Requirements
Go through the entries one line at a time, and gather every line that has the word "AQUI".

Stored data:
■ ■ ■ ■ ■

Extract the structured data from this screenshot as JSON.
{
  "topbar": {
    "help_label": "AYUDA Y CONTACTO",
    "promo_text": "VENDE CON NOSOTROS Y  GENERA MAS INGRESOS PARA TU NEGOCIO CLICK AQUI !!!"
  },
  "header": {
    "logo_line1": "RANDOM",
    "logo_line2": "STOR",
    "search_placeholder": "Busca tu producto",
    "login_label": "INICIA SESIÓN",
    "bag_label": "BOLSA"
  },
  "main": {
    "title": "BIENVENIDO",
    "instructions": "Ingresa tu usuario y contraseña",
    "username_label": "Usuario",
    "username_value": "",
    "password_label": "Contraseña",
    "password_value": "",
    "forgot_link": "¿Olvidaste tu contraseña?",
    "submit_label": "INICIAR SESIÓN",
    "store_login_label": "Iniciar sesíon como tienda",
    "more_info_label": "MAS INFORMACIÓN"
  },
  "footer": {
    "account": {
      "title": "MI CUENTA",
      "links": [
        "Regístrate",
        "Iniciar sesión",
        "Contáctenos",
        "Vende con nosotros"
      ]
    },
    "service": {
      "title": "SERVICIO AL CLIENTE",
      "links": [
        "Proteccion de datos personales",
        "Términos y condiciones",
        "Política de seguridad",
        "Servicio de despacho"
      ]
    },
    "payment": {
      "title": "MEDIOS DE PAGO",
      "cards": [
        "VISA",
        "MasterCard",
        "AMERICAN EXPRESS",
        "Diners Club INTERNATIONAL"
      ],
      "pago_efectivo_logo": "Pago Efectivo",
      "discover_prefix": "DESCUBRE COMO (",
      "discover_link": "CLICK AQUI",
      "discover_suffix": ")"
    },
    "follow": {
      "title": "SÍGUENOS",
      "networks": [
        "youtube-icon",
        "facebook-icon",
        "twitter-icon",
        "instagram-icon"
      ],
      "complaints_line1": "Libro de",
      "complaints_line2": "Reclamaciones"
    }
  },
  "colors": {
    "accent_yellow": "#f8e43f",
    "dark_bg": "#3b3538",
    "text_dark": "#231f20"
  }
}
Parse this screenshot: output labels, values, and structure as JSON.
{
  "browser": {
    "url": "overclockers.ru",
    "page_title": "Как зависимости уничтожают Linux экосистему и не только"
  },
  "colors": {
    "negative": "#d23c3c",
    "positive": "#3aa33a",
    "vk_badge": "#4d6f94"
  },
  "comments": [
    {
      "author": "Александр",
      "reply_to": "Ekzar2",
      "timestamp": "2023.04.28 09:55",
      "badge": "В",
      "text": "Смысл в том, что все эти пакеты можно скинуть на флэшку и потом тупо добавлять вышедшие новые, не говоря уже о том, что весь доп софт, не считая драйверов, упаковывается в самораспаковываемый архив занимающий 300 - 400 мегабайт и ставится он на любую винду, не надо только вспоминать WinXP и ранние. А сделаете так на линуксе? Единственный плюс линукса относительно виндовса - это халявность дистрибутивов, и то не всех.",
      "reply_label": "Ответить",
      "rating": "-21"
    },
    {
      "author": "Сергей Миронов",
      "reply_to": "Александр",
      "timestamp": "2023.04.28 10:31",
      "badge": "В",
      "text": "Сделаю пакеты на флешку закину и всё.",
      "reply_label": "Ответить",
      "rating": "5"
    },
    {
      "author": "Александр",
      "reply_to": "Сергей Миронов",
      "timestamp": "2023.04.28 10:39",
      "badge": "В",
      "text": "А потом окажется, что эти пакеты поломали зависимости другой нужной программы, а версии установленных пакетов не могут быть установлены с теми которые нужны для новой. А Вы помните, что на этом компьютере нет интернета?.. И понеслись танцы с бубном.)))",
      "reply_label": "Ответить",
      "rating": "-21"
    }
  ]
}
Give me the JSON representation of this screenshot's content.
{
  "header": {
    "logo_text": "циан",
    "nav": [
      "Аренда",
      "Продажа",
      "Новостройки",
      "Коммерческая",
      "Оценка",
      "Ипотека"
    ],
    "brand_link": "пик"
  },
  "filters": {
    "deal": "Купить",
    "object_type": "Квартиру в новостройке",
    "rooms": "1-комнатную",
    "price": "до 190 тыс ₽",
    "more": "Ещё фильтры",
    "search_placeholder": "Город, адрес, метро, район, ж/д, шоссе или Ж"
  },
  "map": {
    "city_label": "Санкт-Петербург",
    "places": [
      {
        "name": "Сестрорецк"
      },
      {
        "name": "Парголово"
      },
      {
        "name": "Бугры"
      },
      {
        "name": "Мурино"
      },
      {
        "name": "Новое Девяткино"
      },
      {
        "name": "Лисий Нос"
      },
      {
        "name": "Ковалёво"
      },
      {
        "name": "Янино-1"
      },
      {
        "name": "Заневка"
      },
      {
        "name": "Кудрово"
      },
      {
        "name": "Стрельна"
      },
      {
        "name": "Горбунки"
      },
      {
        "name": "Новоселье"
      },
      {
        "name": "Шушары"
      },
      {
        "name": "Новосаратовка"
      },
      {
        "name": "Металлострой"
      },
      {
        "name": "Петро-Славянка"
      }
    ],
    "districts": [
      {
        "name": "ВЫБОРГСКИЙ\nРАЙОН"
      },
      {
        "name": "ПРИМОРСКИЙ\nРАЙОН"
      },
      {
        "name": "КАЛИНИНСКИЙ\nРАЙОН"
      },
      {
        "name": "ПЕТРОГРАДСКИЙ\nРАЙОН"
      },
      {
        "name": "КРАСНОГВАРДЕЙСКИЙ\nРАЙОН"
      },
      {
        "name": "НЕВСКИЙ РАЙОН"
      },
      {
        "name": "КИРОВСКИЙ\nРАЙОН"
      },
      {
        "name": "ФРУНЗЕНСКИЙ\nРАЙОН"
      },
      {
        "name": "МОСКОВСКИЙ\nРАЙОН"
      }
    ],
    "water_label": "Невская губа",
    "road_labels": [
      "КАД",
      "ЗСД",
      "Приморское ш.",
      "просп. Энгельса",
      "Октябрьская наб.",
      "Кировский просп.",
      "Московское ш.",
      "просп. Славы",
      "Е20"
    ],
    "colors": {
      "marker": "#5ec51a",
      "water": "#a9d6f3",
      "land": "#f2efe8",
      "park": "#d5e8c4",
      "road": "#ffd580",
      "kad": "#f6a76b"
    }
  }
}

■ ■ ■ ■ ■

Answer to the problem
    "promo_text": "VENDE CON NOSOTROS Y  GENERA MAS INGRESOS PARA TU NEGOCIO CLICK AQUI !!!"
      "discover_link": "CLICK AQUI",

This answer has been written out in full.